→ **OBJECTIVE**: Output the material word for word. Leave each picture out.

(A block of data)
»»
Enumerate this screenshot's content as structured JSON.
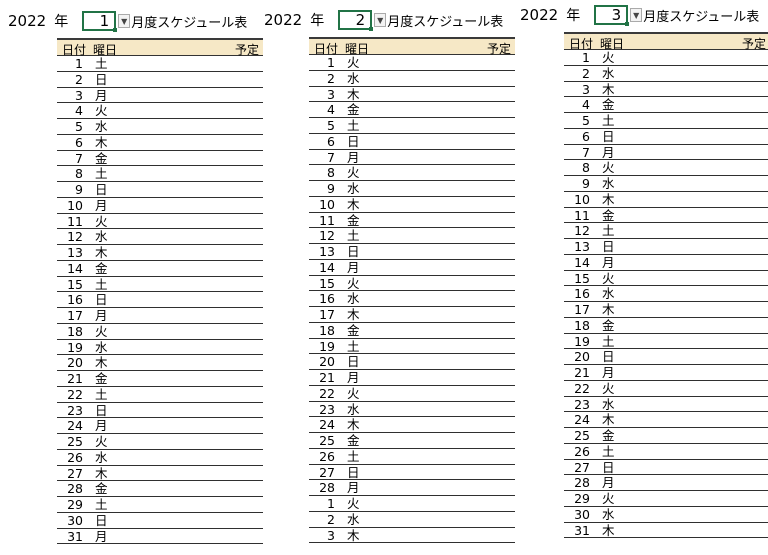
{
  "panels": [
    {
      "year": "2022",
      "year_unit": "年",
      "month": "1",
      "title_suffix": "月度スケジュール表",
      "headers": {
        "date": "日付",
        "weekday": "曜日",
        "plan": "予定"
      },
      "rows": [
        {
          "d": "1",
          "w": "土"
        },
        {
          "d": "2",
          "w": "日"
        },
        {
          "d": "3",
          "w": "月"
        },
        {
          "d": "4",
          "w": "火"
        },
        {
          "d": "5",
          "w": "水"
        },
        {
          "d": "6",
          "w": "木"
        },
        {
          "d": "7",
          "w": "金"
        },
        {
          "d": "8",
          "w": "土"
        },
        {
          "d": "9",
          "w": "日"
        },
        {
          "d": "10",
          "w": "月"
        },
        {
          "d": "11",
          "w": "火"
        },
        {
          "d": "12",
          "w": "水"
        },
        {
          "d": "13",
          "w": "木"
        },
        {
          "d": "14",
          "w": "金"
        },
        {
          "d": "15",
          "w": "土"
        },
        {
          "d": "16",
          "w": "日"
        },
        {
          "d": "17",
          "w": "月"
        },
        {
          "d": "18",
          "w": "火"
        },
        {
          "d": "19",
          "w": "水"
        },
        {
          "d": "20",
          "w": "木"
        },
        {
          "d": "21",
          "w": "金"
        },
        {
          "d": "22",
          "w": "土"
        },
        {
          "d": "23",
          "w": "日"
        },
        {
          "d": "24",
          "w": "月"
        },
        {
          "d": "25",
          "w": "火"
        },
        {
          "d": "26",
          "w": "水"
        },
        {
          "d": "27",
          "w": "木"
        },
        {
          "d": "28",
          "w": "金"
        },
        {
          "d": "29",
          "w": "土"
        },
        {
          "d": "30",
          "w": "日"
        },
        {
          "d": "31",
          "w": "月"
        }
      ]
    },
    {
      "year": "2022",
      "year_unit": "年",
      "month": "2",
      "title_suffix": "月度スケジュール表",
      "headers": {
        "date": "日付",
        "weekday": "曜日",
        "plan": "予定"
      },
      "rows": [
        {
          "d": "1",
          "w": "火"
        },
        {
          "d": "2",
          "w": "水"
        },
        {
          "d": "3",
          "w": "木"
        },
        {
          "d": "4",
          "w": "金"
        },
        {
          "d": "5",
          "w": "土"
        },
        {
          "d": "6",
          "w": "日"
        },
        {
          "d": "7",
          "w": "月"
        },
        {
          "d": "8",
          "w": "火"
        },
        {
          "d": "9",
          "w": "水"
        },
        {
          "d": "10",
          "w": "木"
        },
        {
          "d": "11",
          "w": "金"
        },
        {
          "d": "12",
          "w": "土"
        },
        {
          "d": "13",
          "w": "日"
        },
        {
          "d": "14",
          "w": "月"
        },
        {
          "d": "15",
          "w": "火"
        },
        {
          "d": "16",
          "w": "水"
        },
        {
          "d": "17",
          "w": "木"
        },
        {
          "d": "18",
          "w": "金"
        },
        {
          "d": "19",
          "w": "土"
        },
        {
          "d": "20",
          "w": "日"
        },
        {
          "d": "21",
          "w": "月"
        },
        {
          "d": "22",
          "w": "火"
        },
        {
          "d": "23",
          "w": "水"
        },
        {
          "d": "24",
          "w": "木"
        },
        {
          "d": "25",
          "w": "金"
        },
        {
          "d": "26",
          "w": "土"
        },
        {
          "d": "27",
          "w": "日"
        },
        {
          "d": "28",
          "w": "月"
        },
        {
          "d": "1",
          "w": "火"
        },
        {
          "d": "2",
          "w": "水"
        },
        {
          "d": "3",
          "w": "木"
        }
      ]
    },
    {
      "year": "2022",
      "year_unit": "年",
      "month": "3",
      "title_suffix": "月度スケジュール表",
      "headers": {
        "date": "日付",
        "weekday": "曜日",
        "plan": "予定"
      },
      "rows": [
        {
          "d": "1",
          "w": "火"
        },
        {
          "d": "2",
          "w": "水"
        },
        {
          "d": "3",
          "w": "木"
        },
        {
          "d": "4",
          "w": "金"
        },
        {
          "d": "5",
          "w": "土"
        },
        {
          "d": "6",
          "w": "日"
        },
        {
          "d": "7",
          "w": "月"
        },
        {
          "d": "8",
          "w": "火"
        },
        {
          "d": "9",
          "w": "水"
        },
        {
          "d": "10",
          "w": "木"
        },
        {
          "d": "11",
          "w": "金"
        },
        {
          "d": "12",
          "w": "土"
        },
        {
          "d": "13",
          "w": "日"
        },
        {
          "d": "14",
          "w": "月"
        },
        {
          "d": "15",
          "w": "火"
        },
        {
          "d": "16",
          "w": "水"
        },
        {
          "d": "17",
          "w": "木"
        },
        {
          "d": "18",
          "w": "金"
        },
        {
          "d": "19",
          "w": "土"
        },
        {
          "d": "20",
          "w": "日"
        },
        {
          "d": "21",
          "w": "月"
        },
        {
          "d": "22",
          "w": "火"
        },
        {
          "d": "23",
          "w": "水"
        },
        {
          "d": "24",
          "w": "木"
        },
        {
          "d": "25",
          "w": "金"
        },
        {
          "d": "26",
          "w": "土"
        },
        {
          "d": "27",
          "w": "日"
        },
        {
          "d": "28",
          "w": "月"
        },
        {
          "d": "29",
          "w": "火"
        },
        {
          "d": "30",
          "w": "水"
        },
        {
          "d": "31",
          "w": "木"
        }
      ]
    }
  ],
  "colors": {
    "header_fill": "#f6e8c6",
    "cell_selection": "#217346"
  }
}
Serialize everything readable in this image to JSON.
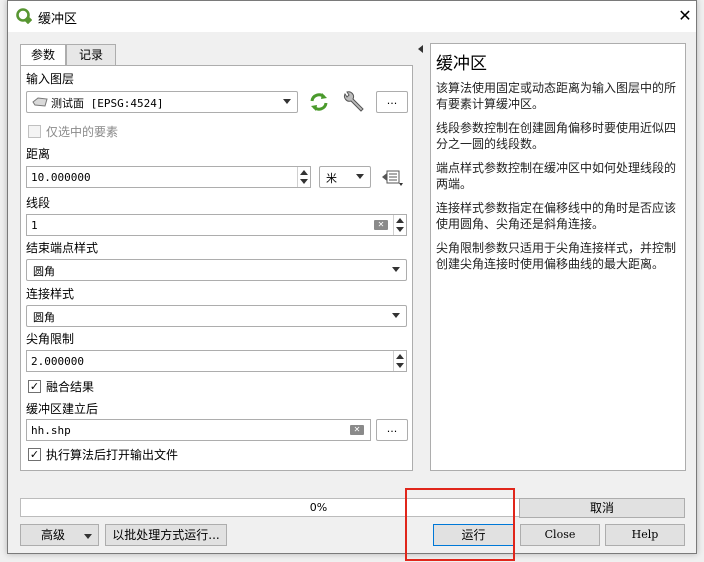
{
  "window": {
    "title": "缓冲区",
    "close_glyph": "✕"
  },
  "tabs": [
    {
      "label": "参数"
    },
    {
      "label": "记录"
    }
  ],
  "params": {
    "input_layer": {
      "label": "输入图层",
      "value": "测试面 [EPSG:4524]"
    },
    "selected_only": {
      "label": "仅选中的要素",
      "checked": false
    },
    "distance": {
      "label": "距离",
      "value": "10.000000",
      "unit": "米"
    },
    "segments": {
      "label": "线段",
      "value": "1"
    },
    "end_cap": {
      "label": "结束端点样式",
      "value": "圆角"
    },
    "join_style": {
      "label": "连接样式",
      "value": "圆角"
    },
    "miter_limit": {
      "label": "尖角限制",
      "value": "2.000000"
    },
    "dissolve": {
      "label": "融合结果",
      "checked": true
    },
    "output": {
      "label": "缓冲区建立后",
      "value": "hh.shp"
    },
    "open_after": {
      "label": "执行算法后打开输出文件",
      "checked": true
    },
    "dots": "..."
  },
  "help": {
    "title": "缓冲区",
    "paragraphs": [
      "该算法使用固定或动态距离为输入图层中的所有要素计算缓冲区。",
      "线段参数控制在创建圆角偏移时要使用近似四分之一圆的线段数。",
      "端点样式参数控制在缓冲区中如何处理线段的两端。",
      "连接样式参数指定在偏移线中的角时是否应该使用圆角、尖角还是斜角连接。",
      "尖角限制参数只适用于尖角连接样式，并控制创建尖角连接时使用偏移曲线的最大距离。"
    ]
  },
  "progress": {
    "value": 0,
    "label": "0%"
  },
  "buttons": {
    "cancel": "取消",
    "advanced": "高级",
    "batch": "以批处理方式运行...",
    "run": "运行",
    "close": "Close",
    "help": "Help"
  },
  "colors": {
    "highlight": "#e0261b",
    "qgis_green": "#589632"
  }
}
««
→ **WORKED SOLUTION**:
Enumerate this screenshot's content as structured JSON.
{
  "panels": [
    {
      "year": "2022",
      "year_unit": "年",
      "month": "1",
      "title_suffix": "月度スケジュール表",
      "headers": {
        "date": "日付",
        "weekday": "曜日",
        "plan": "予定"
      },
      "rows": [
        {
          "d": "1",
          "w": "土"
        },
        {
          "d": "2",
          "w": "日"
        },
        {
          "d": "3",
          "w": "月"
        },
        {
          "d": "4",
          "w": "火"
        },
        {
          "d": "5",
          "w": "水"
        },
        {
          "d": "6",
          "w": "木"
        },
        {
          "d": "7",
          "w": "金"
        },
        {
          "d": "8",
          "w": "土"
        },
        {
          "d": "9",
          "w": "日"
        },
        {
          "d": "10",
          "w": "月"
        },
        {
          "d": "11",
          "w": "火"
        },
        {
          "d": "12",
          "w": "水"
        },
        {
          "d": "13",
          "w": "木"
        },
        {
          "d": "14",
          "w": "金"
        },
        {
          "d": "15",
          "w": "土"
        },
        {
          "d": "16",
          "w": "日"
        },
        {
          "d": "17",
          "w": "月"
        },
        {
          "d": "18",
          "w": "火"
        },
        {
          "d": "19",
          "w": "水"
        },
        {
          "d": "20",
          "w": "木"
        },
        {
          "d": "21",
          "w": "金"
        },
        {
          "d": "22",
          "w": "土"
        },
        {
          "d": "23",
          "w": "日"
        },
        {
          "d": "24",
          "w": "月"
        },
        {
          "d": "25",
          "w": "火"
        },
        {
          "d": "26",
          "w": "水"
        },
        {
          "d": "27",
          "w": "木"
        },
        {
          "d": "28",
          "w": "金"
        },
        {
          "d": "29",
          "w": "土"
        },
        {
          "d": "30",
          "w": "日"
        },
        {
          "d": "31",
          "w": "月"
        }
      ]
    },
    {
      "year": "2022",
      "year_unit": "年",
      "month": "2",
      "title_suffix": "月度スケジュール表",
      "headers": {
        "date": "日付",
        "weekday": "曜日",
        "plan": "予定"
      },
      "rows": [
        {
          "d": "1",
          "w": "火"
        },
        {
          "d": "2",
          "w": "水"
        },
        {
          "d": "3",
          "w": "木"
        },
        {
          "d": "4",
          "w": "金"
        },
        {
          "d": "5",
          "w": "土"
        },
        {
          "d": "6",
          "w": "日"
        },
        {
          "d": "7",
          "w": "月"
        },
        {
          "d": "8",
          "w": "火"
        },
        {
          "d": "9",
          "w": "水"
        },
        {
          "d": "10",
          "w": "木"
        },
        {
          "d": "11",
          "w": "金"
        },
        {
          "d": "12",
          "w": "土"
        },
        {
          "d": "13",
          "w": "日"
        },
        {
          "d": "14",
          "w": "月"
        },
        {
          "d": "15",
          "w": "火"
        },
        {
          "d": "16",
          "w": "水"
        },
        {
          "d": "17",
          "w": "木"
        },
        {
          "d": "18",
          "w": "金"
        },
        {
          "d": "19",
          "w": "土"
        },
        {
          "d": "20",
          "w": "日"
        },
        {
          "d": "21",
          "w": "月"
        },
        {
          "d": "22",
          "w": "火"
        },
        {
          "d": "23",
          "w": "水"
        },
        {
          "d": "24",
          "w": "木"
        },
        {
          "d": "25",
          "w": "金"
        },
        {
          "d": "26",
          "w": "土"
        },
        {
          "d": "27",
          "w": "日"
        },
        {
          "d": "28",
          "w": "月"
        },
        {
          "d": "1",
          "w": "火"
        },
        {
          "d": "2",
          "w": "水"
        },
        {
          "d": "3",
          "w": "木"
        }
      ]
    },
    {
      "year": "2022",
      "year_unit": "年",
      "month": "3",
      "title_suffix": "月度スケジュール表",
      "headers": {
        "date": "日付",
        "weekday": "曜日",
        "plan": "予定"
      },
      "rows": [
        {
          "d": "1",
          "w": "火"
        },
        {
          "d": "2",
          "w": "水"
        },
        {
          "d": "3",
          "w": "木"
        },
        {
          "d": "4",
          "w": "金"
        },
        {
          "d": "5",
          "w": "土"
        },
        {
          "d": "6",
          "w": "日"
        },
        {
          "d": "7",
          "w": "月"
        },
        {
          "d": "8",
          "w": "火"
        },
        {
          "d": "9",
          "w": "水"
        },
        {
          "d": "10",
          "w": "木"
        },
        {
          "d": "11",
          "w": "金"
        },
        {
          "d": "12",
          "w": "土"
        },
        {
          "d": "13",
          "w": "日"
        },
        {
          "d": "14",
          "w": "月"
        },
        {
          "d": "15",
          "w": "火"
        },
        {
          "d": "16",
          "w": "水"
        },
        {
          "d": "17",
          "w": "木"
        },
        {
          "d": "18",
          "w": "金"
        },
        {
          "d": "19",
          "w": "土"
        },
        {
          "d": "20",
          "w": "日"
        },
        {
          "d": "21",
          "w": "月"
        },
        {
          "d": "22",
          "w": "火"
        },
        {
          "d": "23",
          "w": "水"
        },
        {
          "d": "24",
          "w": "木"
        },
        {
          "d": "25",
          "w": "金"
        },
        {
          "d": "26",
          "w": "土"
        },
        {
          "d": "27",
          "w": "日"
        },
        {
          "d": "28",
          "w": "月"
        },
        {
          "d": "29",
          "w": "火"
        },
        {
          "d": "30",
          "w": "水"
        },
        {
          "d": "31",
          "w": "木"
        }
      ]
    }
  ],
  "colors": {
    "header_fill": "#f6e8c6",
    "cell_selection": "#217346"
  }
}
Serialize everything readable in this image to JSON.
{
  "window": {
    "title": "缓冲区",
    "close_glyph": "✕"
  },
  "tabs": [
    {
      "label": "参数"
    },
    {
      "label": "记录"
    }
  ],
  "params": {
    "input_layer": {
      "label": "输入图层",
      "value": "测试面 [EPSG:4524]"
    },
    "selected_only": {
      "label": "仅选中的要素",
      "checked": false
    },
    "distance": {
      "label": "距离",
      "value": "10.000000",
      "unit": "米"
    },
    "segments": {
      "label": "线段",
      "value": "1"
    },
    "end_cap": {
      "label": "结束端点样式",
      "value": "圆角"
    },
    "join_style": {
      "label": "连接样式",
      "value": "圆角"
    },
    "miter_limit": {
      "label": "尖角限制",
      "value": "2.000000"
    },
    "dissolve": {
      "label": "融合结果",
      "checked": true
    },
    "output": {
      "label": "缓冲区建立后",
      "value": "hh.shp"
    },
    "open_after": {
      "label": "执行算法后打开输出文件",
      "checked": true
    },
    "dots": "..."
  },
  "help": {
    "title": "缓冲区",
    "paragraphs": [
      "该算法使用固定或动态距离为输入图层中的所有要素计算缓冲区。",
      "线段参数控制在创建圆角偏移时要使用近似四分之一圆的线段数。",
      "端点样式参数控制在缓冲区中如何处理线段的两端。",
      "连接样式参数指定在偏移线中的角时是否应该使用圆角、尖角还是斜角连接。",
      "尖角限制参数只适用于尖角连接样式，并控制创建尖角连接时使用偏移曲线的最大距离。"
    ]
  },
  "progress": {
    "value": 0,
    "label": "0%"
  },
  "buttons": {
    "cancel": "取消",
    "advanced": "高级",
    "batch": "以批处理方式运行...",
    "run": "运行",
    "close": "Close",
    "help": "Help"
  },
  "colors": {
    "highlight": "#e0261b",
    "qgis_green": "#589632"
  }
}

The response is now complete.